» **Opdrachten**
1 - Noem alle volledige datums (met dag, maand en jaar) die in de tekst over de WOZ-zaak staan.
2 - Ga verder met de tekst over de WOZ-zaak, te beginnen na de laatste zin.

» **Fragment**
================

ECLI:NL:GHDHA:2024:2092

Gerechtshof Den Haag

Datum uitspraak
9 oktober 2024
Publicatiedatum
7 november 2024
Zaaknummer
BK-23/1188
Instantie
Gerechtshof Den Haag
Type
Uitspraak
Rechtsgebied
Bestuursrecht; Belastingrecht
Procedures
  • Hoger beroep
Vindplaatsen
  • Rechtspraak.nl
AI samenvatting door LexboostAutomatisch gegenereerd

Hoger beroep inzake de vaststelling van de WOZ-waarde van een woning in Leidschendam-Voorburg

In deze zaak heeft het Gerechtshof Den Haag op 9 oktober 2024 uitspraak gedaan in hoger beroep over de vaststelling van de WOZ-waarde van een woning in Leidschendam-Voorburg. De Heffingsambtenaar had de waarde van de woning per 1 januari 2021 vastgesteld op € 496.000, wat leidde tot een aanslag onroerendezaakbelastingen voor het jaar 2022. De belanghebbende, eigenaar van de woning, heeft bezwaar gemaakt tegen deze beschikking, maar de Heffingsambtenaar verklaarde het bezwaar ongegrond. De Rechtbank Den Haag heeft het beroep van de belanghebbende gegrond verklaard, waarna de Heffingsambtenaar in hoger beroep ging.

================

» **Aangeleverde gegevens**
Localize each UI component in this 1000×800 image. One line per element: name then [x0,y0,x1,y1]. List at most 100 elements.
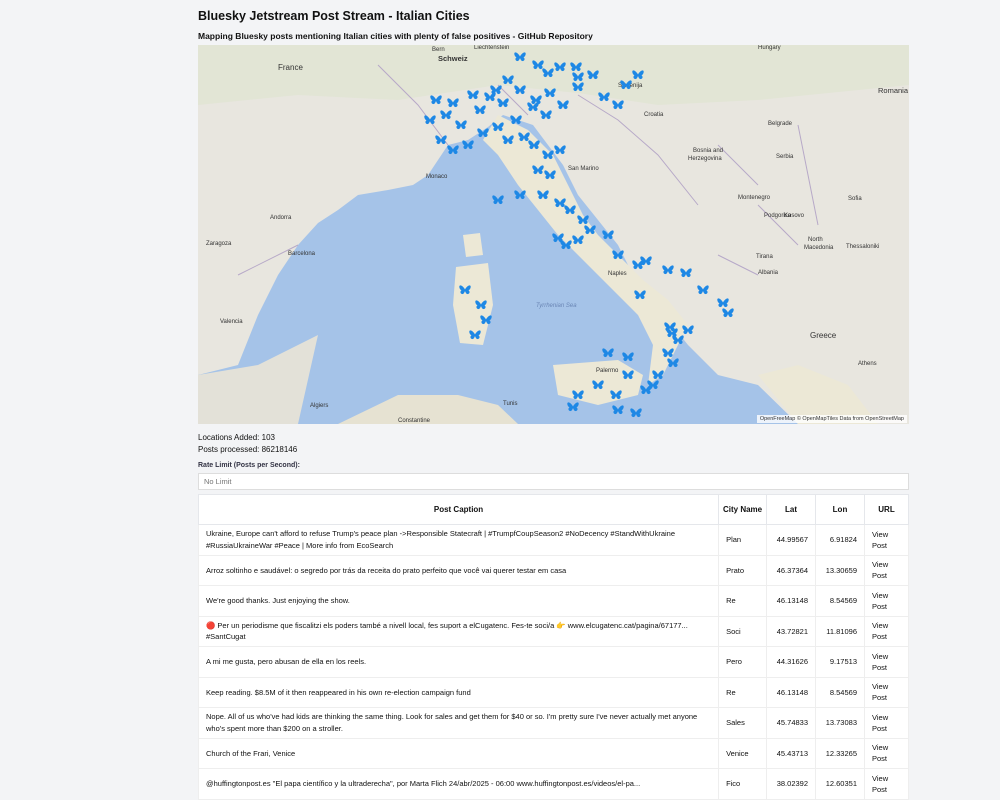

================

» **Antwoorden**
1 - 9 oktober 2024; 7 november 2024; 1 januari 2021

2 -
Tijdens de mondelinge behandeling op 19 september 2024 heeft de Heffingsambtenaar een taxatierapport overgelegd, waarin de waarde van de woning werd onderbouwd met vergelijkingsobjecten. Het Hof oordeelde dat de Heffingsambtenaar voldoende aannemelijk had gemaakt dat de vastgestelde waarde niet te hoog was. De rechtbank had geoordeeld dat de vergelijkingsobjecten voldoende vergelijkbaar waren met de woning, en het Hof bevestigde dit oordeel. De belanghebbende had geen voldoende onderbouwing voor zijn stelling dat de waarde met 5% moest worden verlaagd.

Het Hof concludeerde dat het hoger beroep ongegrond was en bevestigde de uitspraak van de Rechtbank. De proceskosten werden niet toegewezen, en beide partijen hebben de mogelijkheid om binnen zes weken beroep in cassatie in te stellen bij de Hoge Raad der Nederlanden.

Uitspraak

GERECHTSHOF DEN HAAG

Team Belastingrecht
meervoudige kamer
nummer BK-23/1188

uitspraak van 9 oktober 2024

in het geding tussen:

[X] te [Z] , belanghebbende,

en
de heffingsambtenaar van de gemeente Leidschendam-Voorburg, de Heffingsambtenaar,
(vertegenwoordiger: […] )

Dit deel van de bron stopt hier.